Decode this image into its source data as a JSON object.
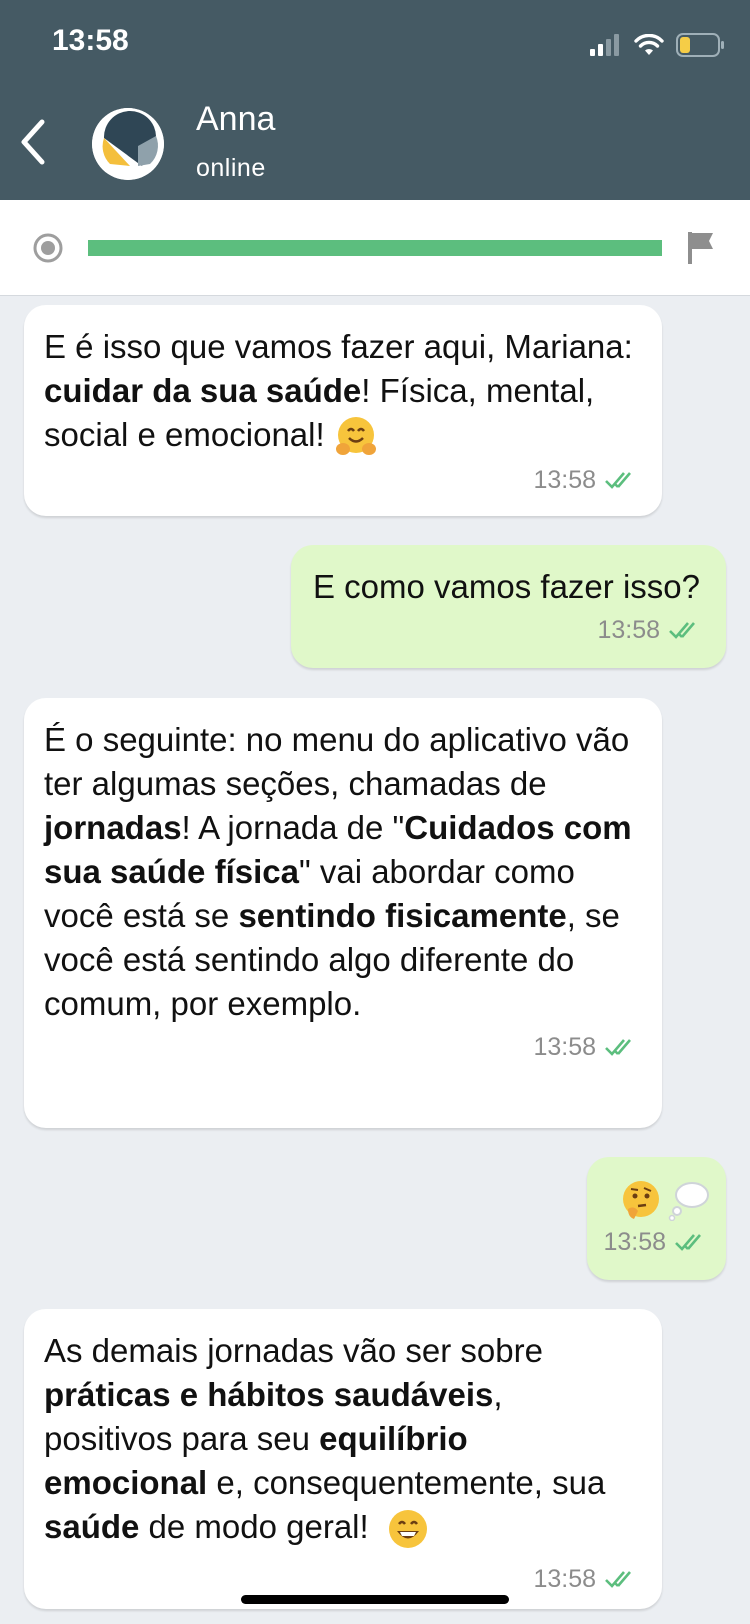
{
  "status_bar": {
    "time": "13:58",
    "battery_level": 0.25
  },
  "header": {
    "name": "Anna",
    "status": "online"
  },
  "progress": {
    "fraction": 1.0,
    "color": "#5cbe7e"
  },
  "colors": {
    "header_bg": "#455a64",
    "incoming_bubble": "#ffffff",
    "outgoing_bubble": "#e0f8c9",
    "read_ticks": "#5cbe7e"
  },
  "messages": [
    {
      "direction": "incoming",
      "segments": [
        {
          "text": "E é isso que vamos fazer aqui, Mariana: "
        },
        {
          "text": "cuidar da sua saúde",
          "bold": true
        },
        {
          "text": "! Física, mental, social e emocional!"
        }
      ],
      "emoji": "hugging-face-emoji",
      "time": "13:58"
    },
    {
      "direction": "outgoing",
      "text": "E como vamos fazer isso?",
      "time": "13:58"
    },
    {
      "direction": "incoming",
      "segments": [
        {
          "text": "É o seguinte: no menu do aplicativo vão ter algumas seções, chamadas de "
        },
        {
          "text": "jornadas",
          "bold": true
        },
        {
          "text": "! A jornada de \""
        },
        {
          "text": "Cuidados com sua saúde física",
          "bold": true
        },
        {
          "text": "\" vai abordar como você está se "
        },
        {
          "text": "sentindo fisicamente",
          "bold": true
        },
        {
          "text": ", se você está sentindo algo diferente do comum, por exemplo."
        }
      ],
      "time": "13:58"
    },
    {
      "direction": "outgoing",
      "emojis": [
        "thinking-face-emoji",
        "thought-balloon-emoji"
      ],
      "time": "13:58"
    },
    {
      "direction": "incoming",
      "segments": [
        {
          "text": "As demais jornadas vão ser sobre "
        },
        {
          "text": "práticas e hábitos saudáveis",
          "bold": true
        },
        {
          "text": ", positivos para seu "
        },
        {
          "text": "equilíbrio emocional",
          "bold": true
        },
        {
          "text": " e, consequentemente, sua "
        },
        {
          "text": "saúde",
          "bold": true
        },
        {
          "text": " de modo geral!"
        }
      ],
      "emoji": "grinning-face-emoji",
      "time": "13:58"
    }
  ]
}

• • • • •

Exercise requirements:
Set the data above down again exactly as given, with no pictures.

Correct result:
Decode this image into its source data as a JSON object.
{
  "status_bar": {
    "time": "13:58",
    "battery_level": 0.25
  },
  "header": {
    "name": "Anna",
    "status": "online"
  },
  "progress": {
    "fraction": 1.0,
    "color": "#5cbe7e"
  },
  "colors": {
    "header_bg": "#455a64",
    "incoming_bubble": "#ffffff",
    "outgoing_bubble": "#e0f8c9",
    "read_ticks": "#5cbe7e"
  },
  "messages": [
    {
      "direction": "incoming",
      "segments": [
        {
          "text": "E é isso que vamos fazer aqui, Mariana: "
        },
        {
          "text": "cuidar da sua saúde",
          "bold": true
        },
        {
          "text": "! Física, mental, social e emocional!"
        }
      ],
      "emoji": "hugging-face-emoji",
      "time": "13:58"
    },
    {
      "direction": "outgoing",
      "text": "E como vamos fazer isso?",
      "time": "13:58"
    },
    {
      "direction": "incoming",
      "segments": [
        {
          "text": "É o seguinte: no menu do aplicativo vão ter algumas seções, chamadas de "
        },
        {
          "text": "jornadas",
          "bold": true
        },
        {
          "text": "! A jornada de \""
        },
        {
          "text": "Cuidados com sua saúde física",
          "bold": true
        },
        {
          "text": "\" vai abordar como você está se "
        },
        {
          "text": "sentindo fisicamente",
          "bold": true
        },
        {
          "text": ", se você está sentindo algo diferente do comum, por exemplo."
        }
      ],
      "time": "13:58"
    },
    {
      "direction": "outgoing",
      "emojis": [
        "thinking-face-emoji",
        "thought-balloon-emoji"
      ],
      "time": "13:58"
    },
    {
      "direction": "incoming",
      "segments": [
        {
          "text": "As demais jornadas vão ser sobre "
        },
        {
          "text": "práticas e hábitos saudáveis",
          "bold": true
        },
        {
          "text": ", positivos para seu "
        },
        {
          "text": "equilíbrio emocional",
          "bold": true
        },
        {
          "text": " e, consequentemente, sua "
        },
        {
          "text": "saúde",
          "bold": true
        },
        {
          "text": " de modo geral!"
        }
      ],
      "emoji": "grinning-face-emoji",
      "time": "13:58"
    }
  ]
}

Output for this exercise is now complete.